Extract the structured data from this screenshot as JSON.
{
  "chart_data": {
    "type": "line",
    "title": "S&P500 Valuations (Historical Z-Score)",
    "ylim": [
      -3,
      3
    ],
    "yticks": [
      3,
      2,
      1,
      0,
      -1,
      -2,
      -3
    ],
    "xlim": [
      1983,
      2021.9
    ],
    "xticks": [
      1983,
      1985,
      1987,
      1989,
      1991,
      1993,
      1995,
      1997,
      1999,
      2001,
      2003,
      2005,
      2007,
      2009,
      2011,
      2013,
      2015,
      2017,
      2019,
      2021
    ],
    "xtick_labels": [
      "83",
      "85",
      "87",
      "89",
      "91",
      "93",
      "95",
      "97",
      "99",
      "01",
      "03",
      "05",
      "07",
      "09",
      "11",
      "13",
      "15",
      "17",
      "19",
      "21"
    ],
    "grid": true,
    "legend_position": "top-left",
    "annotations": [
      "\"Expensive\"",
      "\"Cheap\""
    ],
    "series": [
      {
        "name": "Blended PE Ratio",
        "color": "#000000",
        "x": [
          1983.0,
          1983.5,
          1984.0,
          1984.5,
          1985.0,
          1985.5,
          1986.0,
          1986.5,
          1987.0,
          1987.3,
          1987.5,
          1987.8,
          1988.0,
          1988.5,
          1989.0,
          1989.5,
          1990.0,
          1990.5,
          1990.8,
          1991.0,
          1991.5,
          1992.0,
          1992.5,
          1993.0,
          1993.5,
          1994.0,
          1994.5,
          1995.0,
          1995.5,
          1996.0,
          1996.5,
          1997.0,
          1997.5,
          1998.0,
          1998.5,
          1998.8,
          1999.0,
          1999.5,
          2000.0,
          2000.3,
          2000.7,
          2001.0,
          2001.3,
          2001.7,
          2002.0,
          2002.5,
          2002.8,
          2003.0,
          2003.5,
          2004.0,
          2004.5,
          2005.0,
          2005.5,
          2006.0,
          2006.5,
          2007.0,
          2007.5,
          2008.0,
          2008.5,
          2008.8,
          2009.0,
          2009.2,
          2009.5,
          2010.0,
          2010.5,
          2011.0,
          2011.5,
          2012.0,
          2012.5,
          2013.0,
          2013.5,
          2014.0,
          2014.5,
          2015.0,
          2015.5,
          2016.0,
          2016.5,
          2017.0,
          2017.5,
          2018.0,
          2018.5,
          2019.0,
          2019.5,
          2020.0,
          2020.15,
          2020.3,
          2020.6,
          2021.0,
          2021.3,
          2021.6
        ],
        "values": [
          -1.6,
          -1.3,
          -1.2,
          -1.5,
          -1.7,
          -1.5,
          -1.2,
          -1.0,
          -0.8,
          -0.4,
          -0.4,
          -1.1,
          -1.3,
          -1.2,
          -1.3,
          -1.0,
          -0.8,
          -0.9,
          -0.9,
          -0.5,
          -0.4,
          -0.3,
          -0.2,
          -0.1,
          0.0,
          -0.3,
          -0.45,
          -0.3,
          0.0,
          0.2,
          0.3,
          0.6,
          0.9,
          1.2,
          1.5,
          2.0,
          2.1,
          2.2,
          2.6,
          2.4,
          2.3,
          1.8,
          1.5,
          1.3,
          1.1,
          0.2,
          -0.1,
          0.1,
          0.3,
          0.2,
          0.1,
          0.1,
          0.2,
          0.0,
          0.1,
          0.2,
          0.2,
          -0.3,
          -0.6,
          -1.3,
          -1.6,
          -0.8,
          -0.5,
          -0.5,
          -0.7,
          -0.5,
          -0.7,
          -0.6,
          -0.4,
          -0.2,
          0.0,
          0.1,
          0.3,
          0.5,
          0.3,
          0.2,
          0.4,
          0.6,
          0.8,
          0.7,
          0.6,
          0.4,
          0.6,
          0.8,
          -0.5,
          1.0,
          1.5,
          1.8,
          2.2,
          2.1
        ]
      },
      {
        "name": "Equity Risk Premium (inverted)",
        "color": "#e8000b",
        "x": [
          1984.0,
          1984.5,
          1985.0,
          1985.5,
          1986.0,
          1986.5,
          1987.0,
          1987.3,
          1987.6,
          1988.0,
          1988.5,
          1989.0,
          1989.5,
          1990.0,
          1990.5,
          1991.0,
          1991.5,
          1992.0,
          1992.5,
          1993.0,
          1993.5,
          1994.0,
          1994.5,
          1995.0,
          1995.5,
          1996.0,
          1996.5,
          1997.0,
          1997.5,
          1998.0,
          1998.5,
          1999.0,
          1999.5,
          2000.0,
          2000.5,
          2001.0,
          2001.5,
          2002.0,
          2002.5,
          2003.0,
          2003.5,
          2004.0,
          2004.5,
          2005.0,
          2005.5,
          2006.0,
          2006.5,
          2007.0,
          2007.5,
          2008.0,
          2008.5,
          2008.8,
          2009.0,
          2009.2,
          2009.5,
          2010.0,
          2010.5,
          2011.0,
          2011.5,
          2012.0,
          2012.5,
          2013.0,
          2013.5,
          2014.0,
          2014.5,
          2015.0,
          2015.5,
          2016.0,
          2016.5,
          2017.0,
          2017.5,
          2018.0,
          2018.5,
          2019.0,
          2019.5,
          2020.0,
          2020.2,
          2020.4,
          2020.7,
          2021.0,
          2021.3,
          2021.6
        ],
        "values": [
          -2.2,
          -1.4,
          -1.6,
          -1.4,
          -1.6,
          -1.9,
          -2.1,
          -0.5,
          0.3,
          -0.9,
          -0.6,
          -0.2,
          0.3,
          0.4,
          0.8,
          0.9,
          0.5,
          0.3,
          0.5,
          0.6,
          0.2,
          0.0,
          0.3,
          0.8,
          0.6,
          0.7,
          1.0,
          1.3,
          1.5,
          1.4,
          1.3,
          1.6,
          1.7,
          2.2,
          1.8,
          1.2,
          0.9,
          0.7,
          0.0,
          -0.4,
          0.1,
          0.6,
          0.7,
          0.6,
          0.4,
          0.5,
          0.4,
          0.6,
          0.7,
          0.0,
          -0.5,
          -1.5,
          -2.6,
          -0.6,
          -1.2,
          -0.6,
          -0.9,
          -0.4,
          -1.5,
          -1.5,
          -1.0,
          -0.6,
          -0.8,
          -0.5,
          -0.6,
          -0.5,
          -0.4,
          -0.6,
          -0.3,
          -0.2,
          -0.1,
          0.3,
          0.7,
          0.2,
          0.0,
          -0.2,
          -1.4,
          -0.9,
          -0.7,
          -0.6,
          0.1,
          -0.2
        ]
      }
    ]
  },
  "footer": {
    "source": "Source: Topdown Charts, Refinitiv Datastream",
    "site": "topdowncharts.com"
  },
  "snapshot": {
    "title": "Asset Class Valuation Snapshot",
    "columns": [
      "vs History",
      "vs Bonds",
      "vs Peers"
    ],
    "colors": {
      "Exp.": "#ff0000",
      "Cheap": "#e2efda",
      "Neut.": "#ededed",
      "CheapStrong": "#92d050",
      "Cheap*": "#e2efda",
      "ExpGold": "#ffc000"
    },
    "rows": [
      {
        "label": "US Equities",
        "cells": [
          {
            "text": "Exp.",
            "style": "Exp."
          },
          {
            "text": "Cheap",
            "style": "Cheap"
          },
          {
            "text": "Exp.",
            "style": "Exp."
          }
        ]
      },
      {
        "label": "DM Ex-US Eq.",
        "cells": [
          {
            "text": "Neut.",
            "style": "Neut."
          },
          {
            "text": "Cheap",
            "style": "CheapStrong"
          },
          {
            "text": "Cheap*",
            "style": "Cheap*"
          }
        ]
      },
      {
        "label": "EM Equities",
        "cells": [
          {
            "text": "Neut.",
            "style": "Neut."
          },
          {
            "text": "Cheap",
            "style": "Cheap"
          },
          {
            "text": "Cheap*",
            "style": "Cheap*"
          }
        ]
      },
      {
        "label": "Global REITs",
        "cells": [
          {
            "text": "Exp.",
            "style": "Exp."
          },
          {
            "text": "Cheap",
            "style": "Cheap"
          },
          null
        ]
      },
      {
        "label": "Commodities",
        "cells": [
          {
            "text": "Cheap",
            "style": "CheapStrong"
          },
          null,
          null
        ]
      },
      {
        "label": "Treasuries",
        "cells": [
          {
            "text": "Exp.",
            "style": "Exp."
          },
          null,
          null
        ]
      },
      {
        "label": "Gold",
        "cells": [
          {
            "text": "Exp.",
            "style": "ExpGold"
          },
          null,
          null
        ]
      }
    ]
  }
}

..............................

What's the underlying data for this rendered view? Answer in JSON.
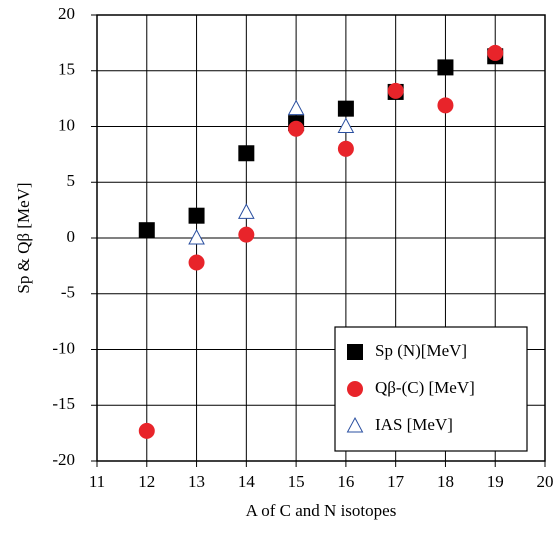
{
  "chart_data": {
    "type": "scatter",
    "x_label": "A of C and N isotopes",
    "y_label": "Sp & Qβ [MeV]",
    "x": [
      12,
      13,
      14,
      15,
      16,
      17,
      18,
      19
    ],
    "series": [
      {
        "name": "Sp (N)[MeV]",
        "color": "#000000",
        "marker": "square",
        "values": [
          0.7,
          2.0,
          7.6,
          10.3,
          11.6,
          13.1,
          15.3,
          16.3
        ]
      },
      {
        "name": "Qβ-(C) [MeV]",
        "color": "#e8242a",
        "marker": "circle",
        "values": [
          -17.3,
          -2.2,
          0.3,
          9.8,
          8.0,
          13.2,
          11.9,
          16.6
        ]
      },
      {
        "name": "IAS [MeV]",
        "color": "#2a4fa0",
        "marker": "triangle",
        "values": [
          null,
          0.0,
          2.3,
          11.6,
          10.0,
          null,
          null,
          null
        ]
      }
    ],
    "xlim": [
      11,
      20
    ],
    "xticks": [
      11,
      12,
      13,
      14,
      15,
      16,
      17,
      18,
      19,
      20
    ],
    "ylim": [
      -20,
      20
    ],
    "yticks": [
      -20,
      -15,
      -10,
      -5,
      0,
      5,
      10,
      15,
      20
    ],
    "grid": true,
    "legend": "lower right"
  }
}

..............................

> **Direction**
Going over the lines above, work out how many include "marker", then give only that number.

> **Completed exercise**
3